Annotated region listings
::::::::::
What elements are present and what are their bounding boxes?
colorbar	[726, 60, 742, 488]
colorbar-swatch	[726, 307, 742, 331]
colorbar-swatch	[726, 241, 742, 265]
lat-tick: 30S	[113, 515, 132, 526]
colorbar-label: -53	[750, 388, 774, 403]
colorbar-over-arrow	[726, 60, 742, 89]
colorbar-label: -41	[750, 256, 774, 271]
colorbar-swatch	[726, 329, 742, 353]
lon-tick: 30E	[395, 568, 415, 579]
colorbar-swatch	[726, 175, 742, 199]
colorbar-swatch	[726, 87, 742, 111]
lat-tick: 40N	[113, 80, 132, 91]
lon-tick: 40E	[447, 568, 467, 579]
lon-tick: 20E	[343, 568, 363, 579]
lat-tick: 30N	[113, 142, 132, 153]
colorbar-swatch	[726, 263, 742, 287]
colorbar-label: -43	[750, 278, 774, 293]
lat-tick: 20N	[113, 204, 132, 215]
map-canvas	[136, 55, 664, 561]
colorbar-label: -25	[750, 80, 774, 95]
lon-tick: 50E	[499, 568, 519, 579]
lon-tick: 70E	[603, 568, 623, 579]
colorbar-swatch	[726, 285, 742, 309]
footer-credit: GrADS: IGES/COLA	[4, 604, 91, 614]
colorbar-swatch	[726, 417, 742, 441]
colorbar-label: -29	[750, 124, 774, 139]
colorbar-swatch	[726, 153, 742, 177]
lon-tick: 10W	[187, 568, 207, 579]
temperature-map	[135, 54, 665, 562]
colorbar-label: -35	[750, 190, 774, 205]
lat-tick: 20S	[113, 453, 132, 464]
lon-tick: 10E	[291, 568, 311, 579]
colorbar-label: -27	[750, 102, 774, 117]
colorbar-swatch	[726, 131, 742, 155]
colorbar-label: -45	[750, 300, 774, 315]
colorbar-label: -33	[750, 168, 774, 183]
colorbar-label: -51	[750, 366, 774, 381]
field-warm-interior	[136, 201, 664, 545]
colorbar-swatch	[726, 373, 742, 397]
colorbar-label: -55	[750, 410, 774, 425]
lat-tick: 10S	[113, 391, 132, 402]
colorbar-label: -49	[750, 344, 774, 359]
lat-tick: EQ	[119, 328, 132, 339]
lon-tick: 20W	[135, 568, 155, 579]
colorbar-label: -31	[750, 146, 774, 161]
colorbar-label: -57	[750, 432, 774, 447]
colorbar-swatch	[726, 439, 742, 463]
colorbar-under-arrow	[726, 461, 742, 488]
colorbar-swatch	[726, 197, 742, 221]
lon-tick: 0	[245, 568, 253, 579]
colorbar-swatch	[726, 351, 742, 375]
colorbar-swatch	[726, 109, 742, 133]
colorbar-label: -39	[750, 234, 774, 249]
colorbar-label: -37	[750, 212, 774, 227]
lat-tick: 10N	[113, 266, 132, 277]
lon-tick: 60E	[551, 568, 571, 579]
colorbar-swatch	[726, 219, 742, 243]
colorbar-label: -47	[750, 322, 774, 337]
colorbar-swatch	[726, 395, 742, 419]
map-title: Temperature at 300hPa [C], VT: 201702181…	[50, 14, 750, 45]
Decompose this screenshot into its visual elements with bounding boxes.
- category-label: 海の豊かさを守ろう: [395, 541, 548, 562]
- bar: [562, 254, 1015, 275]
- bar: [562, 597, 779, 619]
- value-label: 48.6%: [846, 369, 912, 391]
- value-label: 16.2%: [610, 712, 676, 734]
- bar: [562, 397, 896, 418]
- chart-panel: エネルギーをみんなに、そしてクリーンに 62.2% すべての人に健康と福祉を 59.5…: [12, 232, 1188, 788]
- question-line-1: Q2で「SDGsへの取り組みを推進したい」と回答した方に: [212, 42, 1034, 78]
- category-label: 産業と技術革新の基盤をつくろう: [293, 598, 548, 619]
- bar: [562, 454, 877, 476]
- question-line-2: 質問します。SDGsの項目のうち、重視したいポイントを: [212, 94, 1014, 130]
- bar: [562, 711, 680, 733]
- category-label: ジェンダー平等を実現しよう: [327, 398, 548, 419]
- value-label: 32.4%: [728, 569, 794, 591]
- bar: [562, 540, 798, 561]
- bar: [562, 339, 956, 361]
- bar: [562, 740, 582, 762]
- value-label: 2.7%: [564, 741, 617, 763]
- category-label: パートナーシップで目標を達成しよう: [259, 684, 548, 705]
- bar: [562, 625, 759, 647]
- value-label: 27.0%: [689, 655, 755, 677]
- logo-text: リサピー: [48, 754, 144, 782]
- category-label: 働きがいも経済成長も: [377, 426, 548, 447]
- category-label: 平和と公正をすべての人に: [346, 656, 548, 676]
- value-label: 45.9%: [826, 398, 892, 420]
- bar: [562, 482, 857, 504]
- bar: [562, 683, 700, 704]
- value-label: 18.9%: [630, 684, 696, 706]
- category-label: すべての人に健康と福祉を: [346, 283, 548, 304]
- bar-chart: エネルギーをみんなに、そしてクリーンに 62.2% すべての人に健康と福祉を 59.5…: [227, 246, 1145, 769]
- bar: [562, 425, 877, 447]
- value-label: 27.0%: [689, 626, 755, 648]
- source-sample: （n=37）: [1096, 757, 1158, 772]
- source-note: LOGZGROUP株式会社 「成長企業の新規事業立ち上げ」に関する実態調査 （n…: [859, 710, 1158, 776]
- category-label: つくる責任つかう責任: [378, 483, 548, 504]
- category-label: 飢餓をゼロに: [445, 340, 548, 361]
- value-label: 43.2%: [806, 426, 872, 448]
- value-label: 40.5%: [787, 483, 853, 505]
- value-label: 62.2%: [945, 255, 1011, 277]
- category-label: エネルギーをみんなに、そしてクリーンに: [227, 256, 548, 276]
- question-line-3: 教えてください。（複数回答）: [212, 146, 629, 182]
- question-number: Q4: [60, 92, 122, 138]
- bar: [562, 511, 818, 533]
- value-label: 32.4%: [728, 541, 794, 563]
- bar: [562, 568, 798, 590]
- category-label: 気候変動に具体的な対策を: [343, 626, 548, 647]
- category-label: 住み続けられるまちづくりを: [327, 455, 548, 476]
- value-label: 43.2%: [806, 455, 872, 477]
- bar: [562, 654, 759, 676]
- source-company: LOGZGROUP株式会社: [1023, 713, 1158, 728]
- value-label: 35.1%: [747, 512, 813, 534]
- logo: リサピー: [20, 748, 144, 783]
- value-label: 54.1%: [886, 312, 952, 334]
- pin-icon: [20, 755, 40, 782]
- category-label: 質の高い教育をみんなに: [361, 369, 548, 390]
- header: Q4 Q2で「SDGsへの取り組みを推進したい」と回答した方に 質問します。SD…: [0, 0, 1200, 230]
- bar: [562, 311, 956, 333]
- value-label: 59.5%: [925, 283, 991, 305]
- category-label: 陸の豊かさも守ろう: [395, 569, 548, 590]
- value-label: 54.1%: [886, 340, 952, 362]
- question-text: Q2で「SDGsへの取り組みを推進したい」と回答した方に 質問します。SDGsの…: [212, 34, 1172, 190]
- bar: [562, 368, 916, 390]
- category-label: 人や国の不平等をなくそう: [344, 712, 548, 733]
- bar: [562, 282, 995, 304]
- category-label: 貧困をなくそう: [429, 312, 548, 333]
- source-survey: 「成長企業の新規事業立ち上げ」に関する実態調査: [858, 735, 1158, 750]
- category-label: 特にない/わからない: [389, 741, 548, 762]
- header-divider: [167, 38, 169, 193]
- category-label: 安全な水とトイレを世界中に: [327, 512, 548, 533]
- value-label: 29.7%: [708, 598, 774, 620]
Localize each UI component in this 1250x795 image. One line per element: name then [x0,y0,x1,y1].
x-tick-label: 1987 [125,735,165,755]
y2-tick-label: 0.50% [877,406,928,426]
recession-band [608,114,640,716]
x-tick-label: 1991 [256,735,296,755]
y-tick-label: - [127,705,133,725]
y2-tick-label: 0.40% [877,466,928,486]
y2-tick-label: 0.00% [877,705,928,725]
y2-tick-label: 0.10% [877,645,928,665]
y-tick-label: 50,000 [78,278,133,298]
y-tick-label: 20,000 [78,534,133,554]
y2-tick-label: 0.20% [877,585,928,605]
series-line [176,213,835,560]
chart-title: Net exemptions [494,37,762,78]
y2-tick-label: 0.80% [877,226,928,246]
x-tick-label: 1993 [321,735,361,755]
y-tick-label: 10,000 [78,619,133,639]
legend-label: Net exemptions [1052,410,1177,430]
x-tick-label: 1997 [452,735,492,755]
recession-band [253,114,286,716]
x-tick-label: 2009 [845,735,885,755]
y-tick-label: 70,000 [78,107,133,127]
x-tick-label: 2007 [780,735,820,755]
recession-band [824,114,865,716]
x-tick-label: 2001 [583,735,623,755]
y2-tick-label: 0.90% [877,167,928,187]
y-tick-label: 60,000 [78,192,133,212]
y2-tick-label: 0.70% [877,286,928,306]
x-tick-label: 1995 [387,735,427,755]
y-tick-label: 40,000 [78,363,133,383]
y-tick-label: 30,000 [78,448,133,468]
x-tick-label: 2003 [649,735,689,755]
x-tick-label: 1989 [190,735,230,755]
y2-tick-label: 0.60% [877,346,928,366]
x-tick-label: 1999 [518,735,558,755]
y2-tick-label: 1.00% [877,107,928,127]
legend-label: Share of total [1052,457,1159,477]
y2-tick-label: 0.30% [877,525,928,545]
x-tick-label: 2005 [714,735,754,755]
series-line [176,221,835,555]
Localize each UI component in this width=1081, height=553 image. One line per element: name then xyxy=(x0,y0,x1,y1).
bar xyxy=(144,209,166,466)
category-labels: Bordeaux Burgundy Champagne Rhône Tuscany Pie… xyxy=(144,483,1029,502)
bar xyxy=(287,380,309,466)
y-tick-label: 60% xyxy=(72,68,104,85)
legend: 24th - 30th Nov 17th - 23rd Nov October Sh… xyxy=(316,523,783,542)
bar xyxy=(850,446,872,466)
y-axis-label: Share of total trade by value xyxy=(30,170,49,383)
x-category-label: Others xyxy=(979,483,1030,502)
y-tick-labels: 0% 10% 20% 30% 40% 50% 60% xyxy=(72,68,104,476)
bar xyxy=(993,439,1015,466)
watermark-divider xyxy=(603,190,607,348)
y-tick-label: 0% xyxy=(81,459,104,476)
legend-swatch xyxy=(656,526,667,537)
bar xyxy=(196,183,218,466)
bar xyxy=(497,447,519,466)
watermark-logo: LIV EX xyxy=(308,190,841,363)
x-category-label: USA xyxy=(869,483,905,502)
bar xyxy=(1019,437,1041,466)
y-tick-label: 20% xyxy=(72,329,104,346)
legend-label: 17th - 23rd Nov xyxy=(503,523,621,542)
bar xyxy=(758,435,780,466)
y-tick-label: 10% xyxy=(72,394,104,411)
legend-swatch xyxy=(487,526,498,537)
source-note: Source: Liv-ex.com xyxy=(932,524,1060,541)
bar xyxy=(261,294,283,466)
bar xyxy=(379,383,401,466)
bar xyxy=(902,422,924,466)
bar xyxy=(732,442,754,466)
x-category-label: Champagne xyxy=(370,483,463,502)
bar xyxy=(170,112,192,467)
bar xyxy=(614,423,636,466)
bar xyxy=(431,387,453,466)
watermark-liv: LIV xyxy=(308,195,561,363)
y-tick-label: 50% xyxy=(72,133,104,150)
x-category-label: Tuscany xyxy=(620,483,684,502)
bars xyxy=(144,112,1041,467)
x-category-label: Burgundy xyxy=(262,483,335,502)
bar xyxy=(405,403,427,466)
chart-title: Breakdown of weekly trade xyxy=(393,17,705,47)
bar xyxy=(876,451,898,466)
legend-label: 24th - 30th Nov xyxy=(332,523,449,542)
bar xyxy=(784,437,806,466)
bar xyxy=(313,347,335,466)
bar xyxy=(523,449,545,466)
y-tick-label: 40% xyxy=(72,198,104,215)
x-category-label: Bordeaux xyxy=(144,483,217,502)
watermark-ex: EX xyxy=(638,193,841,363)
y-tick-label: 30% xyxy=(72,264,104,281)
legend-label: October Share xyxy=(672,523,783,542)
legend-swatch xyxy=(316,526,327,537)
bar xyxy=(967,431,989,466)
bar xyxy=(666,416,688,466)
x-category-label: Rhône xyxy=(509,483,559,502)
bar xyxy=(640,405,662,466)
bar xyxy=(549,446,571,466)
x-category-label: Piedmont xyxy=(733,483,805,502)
::::::::::
§ Required work
Reproduce the data in the above records verbatim, from the very first line through the line that contains "201, 664, 545]", with both ends included.

§ Finished exercise
What elements are present and what are their bounding boxes?
colorbar	[726, 60, 742, 488]
colorbar-swatch	[726, 307, 742, 331]
colorbar-swatch	[726, 241, 742, 265]
lat-tick: 30S	[113, 515, 132, 526]
colorbar-label: -53	[750, 388, 774, 403]
colorbar-over-arrow	[726, 60, 742, 89]
colorbar-label: -41	[750, 256, 774, 271]
colorbar-swatch	[726, 329, 742, 353]
lon-tick: 30E	[395, 568, 415, 579]
colorbar-swatch	[726, 175, 742, 199]
colorbar-swatch	[726, 87, 742, 111]
lat-tick: 40N	[113, 80, 132, 91]
lon-tick: 40E	[447, 568, 467, 579]
lon-tick: 20E	[343, 568, 363, 579]
lat-tick: 30N	[113, 142, 132, 153]
colorbar-swatch	[726, 263, 742, 287]
colorbar-label: -43	[750, 278, 774, 293]
lat-tick: 20N	[113, 204, 132, 215]
map-canvas	[136, 55, 664, 561]
colorbar-label: -25	[750, 80, 774, 95]
lon-tick: 50E	[499, 568, 519, 579]
lon-tick: 70E	[603, 568, 623, 579]
colorbar-swatch	[726, 285, 742, 309]
footer-credit: GrADS: IGES/COLA	[4, 604, 91, 614]
colorbar-swatch	[726, 417, 742, 441]
colorbar-label: -29	[750, 124, 774, 139]
colorbar-swatch	[726, 153, 742, 177]
lon-tick: 10W	[187, 568, 207, 579]
temperature-map	[135, 54, 665, 562]
colorbar-label: -35	[750, 190, 774, 205]
lat-tick: 20S	[113, 453, 132, 464]
lon-tick: 10E	[291, 568, 311, 579]
colorbar-label: -27	[750, 102, 774, 117]
colorbar-swatch	[726, 131, 742, 155]
colorbar-label: -45	[750, 300, 774, 315]
colorbar-label: -33	[750, 168, 774, 183]
colorbar-label: -51	[750, 366, 774, 381]
field-warm-interior	[136, 201, 664, 545]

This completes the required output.